### Exercise description
Every line below that mentions the word "content" should be copied out.
#####
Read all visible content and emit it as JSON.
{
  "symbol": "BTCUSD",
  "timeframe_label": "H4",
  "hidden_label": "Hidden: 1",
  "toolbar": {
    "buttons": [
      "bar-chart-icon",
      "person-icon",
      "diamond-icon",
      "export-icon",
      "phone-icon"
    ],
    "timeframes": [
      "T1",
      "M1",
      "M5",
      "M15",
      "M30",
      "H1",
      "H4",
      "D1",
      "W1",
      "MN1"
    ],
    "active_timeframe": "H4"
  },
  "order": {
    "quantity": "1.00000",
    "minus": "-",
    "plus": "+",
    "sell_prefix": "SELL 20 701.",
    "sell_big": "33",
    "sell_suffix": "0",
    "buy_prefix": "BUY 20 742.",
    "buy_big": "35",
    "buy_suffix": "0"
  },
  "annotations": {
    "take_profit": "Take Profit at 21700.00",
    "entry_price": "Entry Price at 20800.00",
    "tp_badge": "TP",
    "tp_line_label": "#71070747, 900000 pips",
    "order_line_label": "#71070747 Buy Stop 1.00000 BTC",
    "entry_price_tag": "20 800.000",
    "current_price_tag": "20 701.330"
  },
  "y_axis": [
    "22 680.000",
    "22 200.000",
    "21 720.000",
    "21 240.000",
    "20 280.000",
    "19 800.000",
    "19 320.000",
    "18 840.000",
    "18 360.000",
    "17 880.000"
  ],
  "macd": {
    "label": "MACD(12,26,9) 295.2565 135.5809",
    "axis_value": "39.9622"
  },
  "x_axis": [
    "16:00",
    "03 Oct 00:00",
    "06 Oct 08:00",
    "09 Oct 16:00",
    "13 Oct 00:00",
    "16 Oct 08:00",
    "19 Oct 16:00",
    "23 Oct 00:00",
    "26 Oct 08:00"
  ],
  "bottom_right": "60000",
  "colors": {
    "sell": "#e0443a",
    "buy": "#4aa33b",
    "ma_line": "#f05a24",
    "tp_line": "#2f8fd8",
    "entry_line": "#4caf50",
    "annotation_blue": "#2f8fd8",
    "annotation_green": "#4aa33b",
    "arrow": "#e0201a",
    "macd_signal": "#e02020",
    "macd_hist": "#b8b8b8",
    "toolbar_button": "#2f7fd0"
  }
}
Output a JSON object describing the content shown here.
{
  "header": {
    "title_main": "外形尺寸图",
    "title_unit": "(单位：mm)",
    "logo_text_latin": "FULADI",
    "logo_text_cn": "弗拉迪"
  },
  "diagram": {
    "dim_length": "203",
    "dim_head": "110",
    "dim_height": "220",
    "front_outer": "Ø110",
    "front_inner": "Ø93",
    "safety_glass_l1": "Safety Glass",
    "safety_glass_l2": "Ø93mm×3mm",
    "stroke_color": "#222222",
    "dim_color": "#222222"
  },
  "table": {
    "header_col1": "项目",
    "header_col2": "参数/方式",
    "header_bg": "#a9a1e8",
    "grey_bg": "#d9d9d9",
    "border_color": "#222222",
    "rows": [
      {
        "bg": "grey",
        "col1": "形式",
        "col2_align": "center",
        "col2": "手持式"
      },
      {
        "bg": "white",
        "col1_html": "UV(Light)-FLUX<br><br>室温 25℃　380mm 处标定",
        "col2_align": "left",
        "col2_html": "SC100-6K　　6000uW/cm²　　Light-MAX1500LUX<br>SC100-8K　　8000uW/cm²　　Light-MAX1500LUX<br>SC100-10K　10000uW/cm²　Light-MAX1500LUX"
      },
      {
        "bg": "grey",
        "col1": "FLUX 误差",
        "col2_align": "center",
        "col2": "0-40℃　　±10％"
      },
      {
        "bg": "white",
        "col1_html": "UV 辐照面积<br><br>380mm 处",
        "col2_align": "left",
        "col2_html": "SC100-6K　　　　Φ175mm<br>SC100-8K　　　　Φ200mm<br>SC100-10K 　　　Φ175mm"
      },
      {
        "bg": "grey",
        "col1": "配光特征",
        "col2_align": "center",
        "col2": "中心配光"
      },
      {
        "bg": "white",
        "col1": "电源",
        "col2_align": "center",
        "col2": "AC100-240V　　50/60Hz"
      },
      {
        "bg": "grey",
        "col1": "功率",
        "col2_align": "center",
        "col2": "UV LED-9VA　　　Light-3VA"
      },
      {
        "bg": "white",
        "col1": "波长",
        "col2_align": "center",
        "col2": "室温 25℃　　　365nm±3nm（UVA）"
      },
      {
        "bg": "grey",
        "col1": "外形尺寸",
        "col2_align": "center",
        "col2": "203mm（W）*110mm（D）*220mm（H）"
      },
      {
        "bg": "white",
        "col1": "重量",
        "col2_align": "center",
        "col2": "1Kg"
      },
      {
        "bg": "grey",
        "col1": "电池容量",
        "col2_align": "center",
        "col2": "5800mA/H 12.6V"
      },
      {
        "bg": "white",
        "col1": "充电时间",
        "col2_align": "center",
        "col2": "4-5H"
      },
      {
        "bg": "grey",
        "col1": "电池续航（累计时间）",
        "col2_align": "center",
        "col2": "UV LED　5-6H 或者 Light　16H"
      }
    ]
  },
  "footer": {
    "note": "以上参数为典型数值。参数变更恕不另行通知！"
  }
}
#####
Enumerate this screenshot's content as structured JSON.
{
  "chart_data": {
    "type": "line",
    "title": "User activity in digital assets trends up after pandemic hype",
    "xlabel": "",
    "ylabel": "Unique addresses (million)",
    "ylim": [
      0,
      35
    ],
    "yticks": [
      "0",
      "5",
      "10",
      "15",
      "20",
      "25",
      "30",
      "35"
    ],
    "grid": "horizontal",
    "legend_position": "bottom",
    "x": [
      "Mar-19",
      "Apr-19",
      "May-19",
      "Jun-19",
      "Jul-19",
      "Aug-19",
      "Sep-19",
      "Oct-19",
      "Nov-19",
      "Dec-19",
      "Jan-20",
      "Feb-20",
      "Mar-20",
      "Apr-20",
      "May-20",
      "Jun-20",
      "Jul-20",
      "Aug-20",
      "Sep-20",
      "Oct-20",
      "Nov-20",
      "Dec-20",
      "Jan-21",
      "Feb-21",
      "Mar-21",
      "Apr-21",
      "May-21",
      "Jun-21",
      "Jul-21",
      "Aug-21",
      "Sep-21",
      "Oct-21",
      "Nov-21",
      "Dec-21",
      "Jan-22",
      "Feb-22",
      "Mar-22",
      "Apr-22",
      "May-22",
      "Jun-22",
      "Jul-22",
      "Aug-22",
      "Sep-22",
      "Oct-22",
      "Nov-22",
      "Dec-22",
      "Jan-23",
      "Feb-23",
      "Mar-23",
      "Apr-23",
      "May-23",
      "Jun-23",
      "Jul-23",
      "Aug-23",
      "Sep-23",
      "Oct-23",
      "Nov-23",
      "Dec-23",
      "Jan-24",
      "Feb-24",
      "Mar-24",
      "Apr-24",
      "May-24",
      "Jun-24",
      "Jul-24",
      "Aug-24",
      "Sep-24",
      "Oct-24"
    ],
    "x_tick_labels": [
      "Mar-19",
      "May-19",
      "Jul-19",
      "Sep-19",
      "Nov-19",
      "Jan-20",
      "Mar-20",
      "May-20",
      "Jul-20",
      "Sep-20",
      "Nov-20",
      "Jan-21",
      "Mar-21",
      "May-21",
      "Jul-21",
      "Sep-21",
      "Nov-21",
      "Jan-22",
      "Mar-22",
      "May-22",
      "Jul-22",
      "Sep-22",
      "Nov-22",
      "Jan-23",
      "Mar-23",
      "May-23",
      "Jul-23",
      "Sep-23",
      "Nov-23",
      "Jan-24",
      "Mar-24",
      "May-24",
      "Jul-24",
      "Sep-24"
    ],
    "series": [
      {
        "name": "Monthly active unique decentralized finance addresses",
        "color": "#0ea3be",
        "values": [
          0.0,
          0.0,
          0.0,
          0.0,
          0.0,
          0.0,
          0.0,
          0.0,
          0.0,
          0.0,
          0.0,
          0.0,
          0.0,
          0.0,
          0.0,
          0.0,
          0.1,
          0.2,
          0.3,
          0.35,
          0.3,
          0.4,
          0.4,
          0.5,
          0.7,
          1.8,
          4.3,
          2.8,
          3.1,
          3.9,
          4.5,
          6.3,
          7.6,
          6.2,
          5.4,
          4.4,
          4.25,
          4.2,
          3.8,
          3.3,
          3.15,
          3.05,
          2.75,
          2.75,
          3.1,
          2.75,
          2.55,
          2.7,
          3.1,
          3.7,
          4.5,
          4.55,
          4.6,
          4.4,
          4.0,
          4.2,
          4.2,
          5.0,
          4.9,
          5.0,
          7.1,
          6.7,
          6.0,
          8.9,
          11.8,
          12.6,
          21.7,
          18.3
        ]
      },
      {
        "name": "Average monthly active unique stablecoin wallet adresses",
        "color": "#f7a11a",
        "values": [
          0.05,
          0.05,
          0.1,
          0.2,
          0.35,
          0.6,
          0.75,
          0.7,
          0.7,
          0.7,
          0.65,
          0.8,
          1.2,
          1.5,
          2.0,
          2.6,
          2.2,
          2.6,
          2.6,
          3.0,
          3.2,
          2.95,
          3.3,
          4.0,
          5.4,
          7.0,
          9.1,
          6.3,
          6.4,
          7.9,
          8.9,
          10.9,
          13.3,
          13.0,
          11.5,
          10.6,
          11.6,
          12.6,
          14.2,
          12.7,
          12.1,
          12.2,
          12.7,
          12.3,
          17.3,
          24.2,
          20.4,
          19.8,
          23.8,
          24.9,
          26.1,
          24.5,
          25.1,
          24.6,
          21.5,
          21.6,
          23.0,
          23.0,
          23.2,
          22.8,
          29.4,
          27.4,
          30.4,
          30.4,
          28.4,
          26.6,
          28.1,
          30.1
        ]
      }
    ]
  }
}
#####
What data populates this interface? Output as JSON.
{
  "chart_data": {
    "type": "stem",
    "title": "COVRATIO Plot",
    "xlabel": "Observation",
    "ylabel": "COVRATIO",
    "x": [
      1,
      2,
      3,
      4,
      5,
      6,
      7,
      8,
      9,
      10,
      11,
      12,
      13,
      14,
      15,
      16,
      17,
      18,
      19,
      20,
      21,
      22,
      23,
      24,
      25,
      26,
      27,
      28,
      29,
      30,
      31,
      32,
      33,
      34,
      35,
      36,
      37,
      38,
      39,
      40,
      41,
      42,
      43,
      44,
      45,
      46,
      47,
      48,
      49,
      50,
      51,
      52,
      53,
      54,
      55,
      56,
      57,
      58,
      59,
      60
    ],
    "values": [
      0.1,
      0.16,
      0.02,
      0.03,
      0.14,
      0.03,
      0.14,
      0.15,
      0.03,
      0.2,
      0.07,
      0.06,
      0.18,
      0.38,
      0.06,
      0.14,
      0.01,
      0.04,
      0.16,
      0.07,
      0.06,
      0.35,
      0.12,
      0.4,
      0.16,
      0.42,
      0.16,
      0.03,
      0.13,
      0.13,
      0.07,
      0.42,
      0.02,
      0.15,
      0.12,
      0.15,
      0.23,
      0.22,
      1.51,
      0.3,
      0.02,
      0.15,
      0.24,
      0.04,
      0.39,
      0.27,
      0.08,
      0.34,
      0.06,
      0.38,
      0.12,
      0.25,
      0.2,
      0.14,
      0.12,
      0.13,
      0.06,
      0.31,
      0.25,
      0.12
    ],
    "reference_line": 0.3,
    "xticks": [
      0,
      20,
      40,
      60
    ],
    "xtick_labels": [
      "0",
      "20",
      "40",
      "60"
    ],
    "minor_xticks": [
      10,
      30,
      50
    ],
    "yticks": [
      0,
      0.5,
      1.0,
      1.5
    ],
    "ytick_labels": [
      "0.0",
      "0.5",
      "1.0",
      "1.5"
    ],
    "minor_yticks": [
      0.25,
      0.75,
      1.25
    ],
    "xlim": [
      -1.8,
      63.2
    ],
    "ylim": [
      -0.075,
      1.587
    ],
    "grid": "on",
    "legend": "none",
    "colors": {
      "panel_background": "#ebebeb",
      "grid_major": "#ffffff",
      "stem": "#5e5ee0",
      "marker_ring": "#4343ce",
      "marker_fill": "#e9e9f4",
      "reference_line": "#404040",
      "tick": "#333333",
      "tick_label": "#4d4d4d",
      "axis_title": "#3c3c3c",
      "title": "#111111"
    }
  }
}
#####
### Task answer
Read all visible content and emit it as JSON.
Output a JSON object describing the content shown here.
Enumerate this screenshot's content as structured JSON.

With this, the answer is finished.